** start Material provided **
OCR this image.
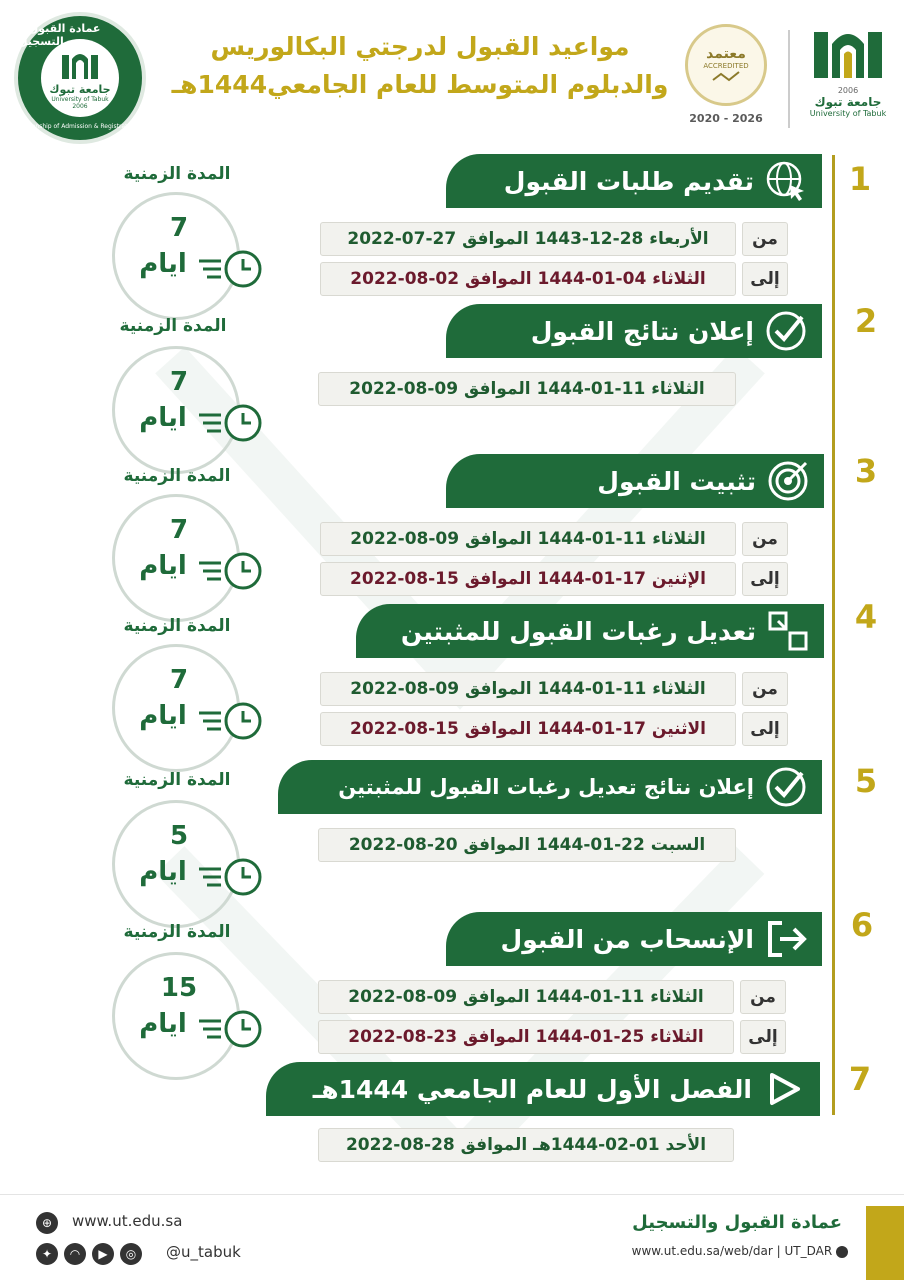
عمادة القبول و التسجيل
جامعة تبوك
University of Tabuk
2006
Deanship of Admission & Registration
مواعيد القبول لدرجتي البكالوريس
والدبلوم المتوسط للعام الجامعي1444هـ
معتمد
ACCREDITED
2020 - 2026
2006
جامعة تبوك
University of Tabuk
1
تقديم طلبات القبول
من
الأربعاء 28-12-1443 الموافق 27-07-2022
إلى
الثلاثاء 04-01-1444 الموافق 02-08-2022
المدة الزمنية
7
ايام
2
إعلان نتائج القبول
الثلاثاء 11-01-1444 الموافق 09-08-2022
المدة الزمنية
7
ايام
3
تثبيت القبول
من
الثلاثاء 11-01-1444 الموافق 09-08-2022
إلى
الإثنين 17-01-1444 الموافق 15-08-2022
المدة الزمنية
7
ايام
4
تعديل رغبات القبول للمثبتين
من
الثلاثاء 11-01-1444 الموافق 09-08-2022
إلى
الاثنين 17-01-1444 الموافق 15-08-2022
المدة الزمنية
7
ايام
5
إعلان نتائج تعديل رغبات القبول للمثبتين
السبت 22-01-1444 الموافق 20-08-2022
المدة الزمنية
5
ايام
6
الإنسحاب من القبول
من
الثلاثاء 11-01-1444 الموافق 09-08-2022
إلى
الثلاثاء 25-01-1444 الموافق 23-08-2022
المدة الزمنية
15
ايام
7
الفصل الأول للعام الجامعي 1444هـ
الأحد 01-02-1444هـ الموافق 28-08-2022
⊕	www.ut.edu.sa
✦	◠	▶	◎	@u_tabuk
عمادة القبول والتسجيل
www.ut.edu.sa/web/dar | UT_DAR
** end Material provided **
* Exercise brief *
From the listing above, collect each line in which the string "نتائج" appears.

* Correct answer *
إعلان نتائج القبول
إعلان نتائج تعديل رغبات القبول للمثبتين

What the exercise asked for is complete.